[Information supplied]:
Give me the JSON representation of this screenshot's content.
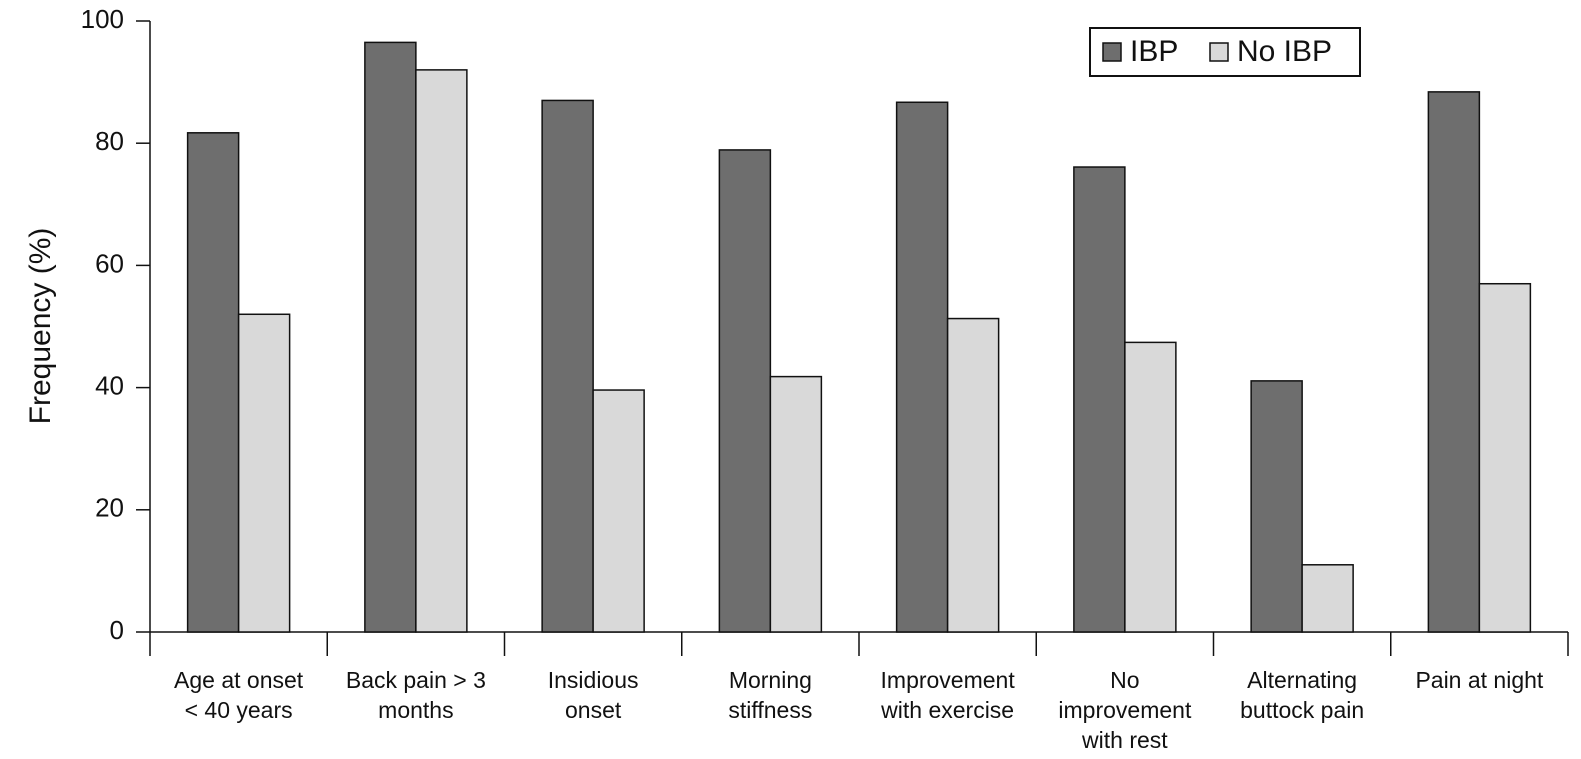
{
  "chart_data": {
    "type": "bar",
    "ylabel": "Frequency (%)",
    "xlabel": "",
    "ylim": [
      0,
      100
    ],
    "yticks": [
      0,
      20,
      40,
      60,
      80,
      100
    ],
    "categories": [
      [
        "Age at onset",
        "< 40 years"
      ],
      [
        "Back pain > 3",
        "months"
      ],
      [
        "Insidious",
        "onset"
      ],
      [
        "Morning",
        "stiffness"
      ],
      [
        "Improvement",
        "with exercise"
      ],
      [
        "No",
        "improvement",
        "with rest"
      ],
      [
        "Alternating",
        "buttock pain"
      ],
      [
        "Pain at night"
      ]
    ],
    "series": [
      {
        "name": "IBP",
        "color": "#6e6e6e",
        "values": [
          81.7,
          96.5,
          87,
          78.9,
          86.7,
          76.1,
          41.1,
          88.4
        ]
      },
      {
        "name": "No IBP",
        "color": "#d9d9d9",
        "values": [
          52,
          92,
          39.6,
          41.8,
          51.3,
          47.4,
          11,
          57
        ]
      }
    ],
    "legend": {
      "position": "top-right",
      "boxed": true
    },
    "grid": false
  }
}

[What you have to do]: Output the entries above exactly. Drop the pictures.

[Worked answer]:
Give me the JSON representation of this screenshot's content.
{
  "chart_data": {
    "type": "bar",
    "ylabel": "Frequency (%)",
    "xlabel": "",
    "ylim": [
      0,
      100
    ],
    "yticks": [
      0,
      20,
      40,
      60,
      80,
      100
    ],
    "categories": [
      [
        "Age at onset",
        "< 40 years"
      ],
      [
        "Back pain > 3",
        "months"
      ],
      [
        "Insidious",
        "onset"
      ],
      [
        "Morning",
        "stiffness"
      ],
      [
        "Improvement",
        "with exercise"
      ],
      [
        "No",
        "improvement",
        "with rest"
      ],
      [
        "Alternating",
        "buttock pain"
      ],
      [
        "Pain at night"
      ]
    ],
    "series": [
      {
        "name": "IBP",
        "color": "#6e6e6e",
        "values": [
          81.7,
          96.5,
          87,
          78.9,
          86.7,
          76.1,
          41.1,
          88.4
        ]
      },
      {
        "name": "No IBP",
        "color": "#d9d9d9",
        "values": [
          52,
          92,
          39.6,
          41.8,
          51.3,
          47.4,
          11,
          57
        ]
      }
    ],
    "legend": {
      "position": "top-right",
      "boxed": true
    },
    "grid": false
  }
}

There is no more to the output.